* Data entries *
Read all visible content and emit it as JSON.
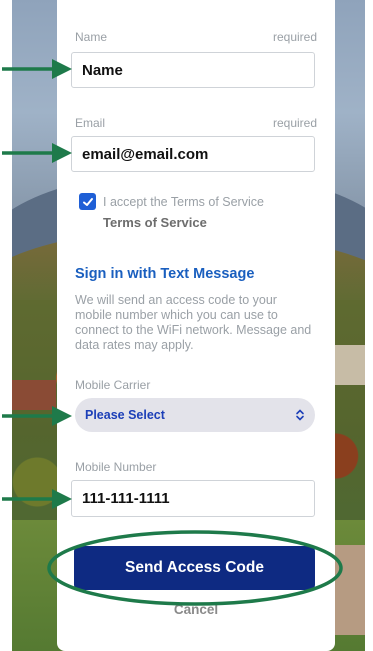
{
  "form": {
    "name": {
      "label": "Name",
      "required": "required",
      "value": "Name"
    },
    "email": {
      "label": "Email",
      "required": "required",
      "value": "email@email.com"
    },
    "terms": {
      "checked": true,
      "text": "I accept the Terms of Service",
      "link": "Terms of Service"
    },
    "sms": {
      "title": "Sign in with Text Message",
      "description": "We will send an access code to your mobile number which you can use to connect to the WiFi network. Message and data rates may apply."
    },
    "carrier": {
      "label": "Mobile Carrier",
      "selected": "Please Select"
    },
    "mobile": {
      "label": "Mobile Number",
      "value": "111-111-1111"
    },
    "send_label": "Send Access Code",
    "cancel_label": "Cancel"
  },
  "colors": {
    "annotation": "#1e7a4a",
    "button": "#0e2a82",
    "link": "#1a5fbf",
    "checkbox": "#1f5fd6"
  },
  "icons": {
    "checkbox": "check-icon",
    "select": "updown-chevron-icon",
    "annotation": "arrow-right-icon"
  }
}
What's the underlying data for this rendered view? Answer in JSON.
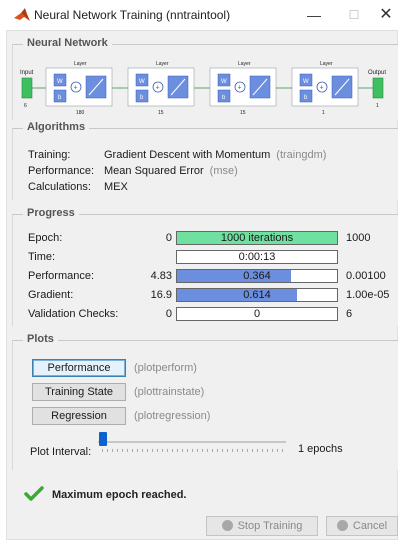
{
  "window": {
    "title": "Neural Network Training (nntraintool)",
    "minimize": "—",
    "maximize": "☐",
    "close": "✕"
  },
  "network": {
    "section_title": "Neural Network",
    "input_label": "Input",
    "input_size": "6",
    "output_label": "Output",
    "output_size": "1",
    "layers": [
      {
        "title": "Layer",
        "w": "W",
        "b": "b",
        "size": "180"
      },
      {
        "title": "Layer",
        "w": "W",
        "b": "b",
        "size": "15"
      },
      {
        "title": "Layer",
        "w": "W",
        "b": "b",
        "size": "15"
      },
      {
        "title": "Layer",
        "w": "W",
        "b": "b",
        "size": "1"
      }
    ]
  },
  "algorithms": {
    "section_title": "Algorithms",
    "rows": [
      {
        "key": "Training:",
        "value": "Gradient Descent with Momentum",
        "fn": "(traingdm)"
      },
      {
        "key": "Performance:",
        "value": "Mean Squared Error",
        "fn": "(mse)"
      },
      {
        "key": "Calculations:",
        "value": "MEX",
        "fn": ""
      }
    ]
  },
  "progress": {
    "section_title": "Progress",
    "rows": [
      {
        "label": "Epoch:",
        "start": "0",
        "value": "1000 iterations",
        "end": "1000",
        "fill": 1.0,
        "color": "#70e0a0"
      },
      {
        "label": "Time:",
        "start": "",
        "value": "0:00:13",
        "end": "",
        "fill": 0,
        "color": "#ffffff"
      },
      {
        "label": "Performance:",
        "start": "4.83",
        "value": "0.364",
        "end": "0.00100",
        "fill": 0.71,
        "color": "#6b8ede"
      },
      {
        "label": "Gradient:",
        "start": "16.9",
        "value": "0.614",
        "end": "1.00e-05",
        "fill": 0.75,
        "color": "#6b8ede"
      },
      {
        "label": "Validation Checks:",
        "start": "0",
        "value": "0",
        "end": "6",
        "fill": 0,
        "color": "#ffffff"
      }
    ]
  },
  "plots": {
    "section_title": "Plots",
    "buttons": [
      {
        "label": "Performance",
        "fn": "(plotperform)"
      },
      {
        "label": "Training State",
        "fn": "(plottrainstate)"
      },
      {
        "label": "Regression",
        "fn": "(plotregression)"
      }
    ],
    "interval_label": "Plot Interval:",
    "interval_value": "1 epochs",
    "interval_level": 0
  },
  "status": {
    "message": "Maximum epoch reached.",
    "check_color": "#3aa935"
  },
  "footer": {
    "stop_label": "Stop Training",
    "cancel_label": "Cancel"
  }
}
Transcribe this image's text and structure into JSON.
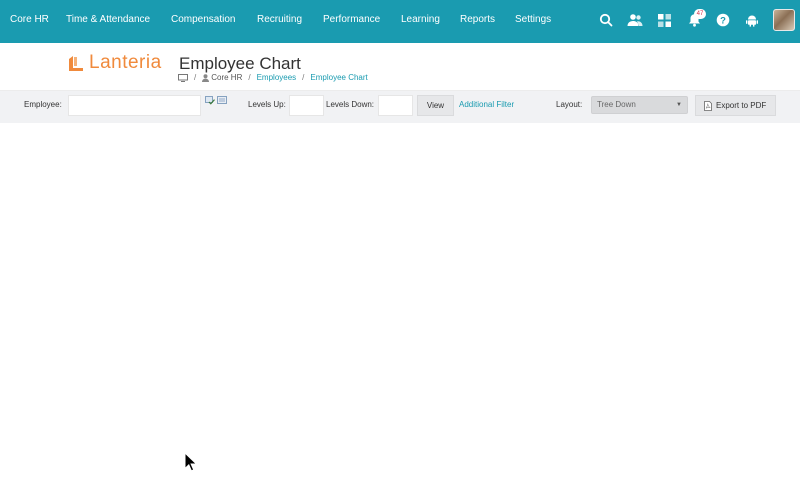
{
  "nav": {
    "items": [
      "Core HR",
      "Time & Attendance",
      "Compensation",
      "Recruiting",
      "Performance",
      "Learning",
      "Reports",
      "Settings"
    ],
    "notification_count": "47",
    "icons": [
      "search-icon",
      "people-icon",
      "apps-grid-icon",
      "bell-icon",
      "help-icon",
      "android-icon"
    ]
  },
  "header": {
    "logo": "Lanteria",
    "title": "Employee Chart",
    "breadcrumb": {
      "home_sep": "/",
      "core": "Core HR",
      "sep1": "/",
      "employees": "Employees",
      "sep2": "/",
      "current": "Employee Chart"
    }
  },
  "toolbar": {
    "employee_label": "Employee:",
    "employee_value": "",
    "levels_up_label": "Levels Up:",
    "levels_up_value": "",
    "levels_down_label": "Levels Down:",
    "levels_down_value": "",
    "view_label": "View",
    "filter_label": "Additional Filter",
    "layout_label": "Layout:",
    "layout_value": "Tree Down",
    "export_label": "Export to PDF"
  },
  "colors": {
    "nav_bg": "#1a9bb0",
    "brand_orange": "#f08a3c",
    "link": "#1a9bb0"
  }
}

* Task brief *
Leave the pictures out, and transcribe each of the records exactly.

* Exercise answer *
Read all visible content and emit it as JSON.
{
  "form": {
    "name": {
      "label": "Name",
      "required": "required",
      "value": "Name"
    },
    "email": {
      "label": "Email",
      "required": "required",
      "value": "email@email.com"
    },
    "terms": {
      "checked": true,
      "text": "I accept the Terms of Service",
      "link": "Terms of Service"
    },
    "sms": {
      "title": "Sign in with Text Message",
      "description": "We will send an access code to your mobile number which you can use to connect to the WiFi network. Message and data rates may apply."
    },
    "carrier": {
      "label": "Mobile Carrier",
      "selected": "Please Select"
    },
    "mobile": {
      "label": "Mobile Number",
      "value": "111-111-1111"
    },
    "send_label": "Send Access Code",
    "cancel_label": "Cancel"
  },
  "colors": {
    "annotation": "#1e7a4a",
    "button": "#0e2a82",
    "link": "#1a5fbf",
    "checkbox": "#1f5fd6"
  },
  "icons": {
    "checkbox": "check-icon",
    "select": "updown-chevron-icon",
    "annotation": "arrow-right-icon"
  }
}
What's the underlying data for this rendered view? Answer in JSON.
{
  "window": {
    "title": "Neural Network Training (nntraintool)",
    "minimize": "—",
    "maximize": "☐",
    "close": "✕"
  },
  "network": {
    "section_title": "Neural Network",
    "input_label": "Input",
    "input_size": "6",
    "output_label": "Output",
    "output_size": "1",
    "layers": [
      {
        "title": "Layer",
        "w": "W",
        "b": "b",
        "size": "180"
      },
      {
        "title": "Layer",
        "w": "W",
        "b": "b",
        "size": "15"
      },
      {
        "title": "Layer",
        "w": "W",
        "b": "b",
        "size": "15"
      },
      {
        "title": "Layer",
        "w": "W",
        "b": "b",
        "size": "1"
      }
    ]
  },
  "algorithms": {
    "section_title": "Algorithms",
    "rows": [
      {
        "key": "Training:",
        "value": "Gradient Descent with Momentum",
        "fn": "(traingdm)"
      },
      {
        "key": "Performance:",
        "value": "Mean Squared Error",
        "fn": "(mse)"
      },
      {
        "key": "Calculations:",
        "value": "MEX",
        "fn": ""
      }
    ]
  },
  "progress": {
    "section_title": "Progress",
    "rows": [
      {
        "label": "Epoch:",
        "start": "0",
        "value": "1000 iterations",
        "end": "1000",
        "fill": 1.0,
        "color": "#70e0a0"
      },
      {
        "label": "Time:",
        "start": "",
        "value": "0:00:13",
        "end": "",
        "fill": 0,
        "color": "#ffffff"
      },
      {
        "label": "Performance:",
        "start": "4.83",
        "value": "0.364",
        "end": "0.00100",
        "fill": 0.71,
        "color": "#6b8ede"
      },
      {
        "label": "Gradient:",
        "start": "16.9",
        "value": "0.614",
        "end": "1.00e-05",
        "fill": 0.75,
        "color": "#6b8ede"
      },
      {
        "label": "Validation Checks:",
        "start": "0",
        "value": "0",
        "end": "6",
        "fill": 0,
        "color": "#ffffff"
      }
    ]
  },
  "plots": {
    "section_title": "Plots",
    "buttons": [
      {
        "label": "Performance",
        "fn": "(plotperform)"
      },
      {
        "label": "Training State",
        "fn": "(plottrainstate)"
      },
      {
        "label": "Regression",
        "fn": "(plotregression)"
      }
    ],
    "interval_label": "Plot Interval:",
    "interval_value": "1 epochs",
    "interval_level": 0
  },
  "status": {
    "message": "Maximum epoch reached.",
    "check_color": "#3aa935"
  },
  "footer": {
    "stop_label": "Stop Training",
    "cancel_label": "Cancel"
  }
}
Transcribe this image's text and structure into JSON.
{
  "nav": {
    "items": [
      "Core HR",
      "Time & Attendance",
      "Compensation",
      "Recruiting",
      "Performance",
      "Learning",
      "Reports",
      "Settings"
    ],
    "notification_count": "47",
    "icons": [
      "search-icon",
      "people-icon",
      "apps-grid-icon",
      "bell-icon",
      "help-icon",
      "android-icon"
    ]
  },
  "header": {
    "logo": "Lanteria",
    "title": "Employee Chart",
    "breadcrumb": {
      "home_sep": "/",
      "core": "Core HR",
      "sep1": "/",
      "employees": "Employees",
      "sep2": "/",
      "current": "Employee Chart"
    }
  },
  "toolbar": {
    "employee_label": "Employee:",
    "employee_value": "",
    "levels_up_label": "Levels Up:",
    "levels_up_value": "",
    "levels_down_label": "Levels Down:",
    "levels_down_value": "",
    "view_label": "View",
    "filter_label": "Additional Filter",
    "layout_label": "Layout:",
    "layout_value": "Tree Down",
    "export_label": "Export to PDF"
  },
  "colors": {
    "nav_bg": "#1a9bb0",
    "brand_orange": "#f08a3c",
    "link": "#1a9bb0"
  }
}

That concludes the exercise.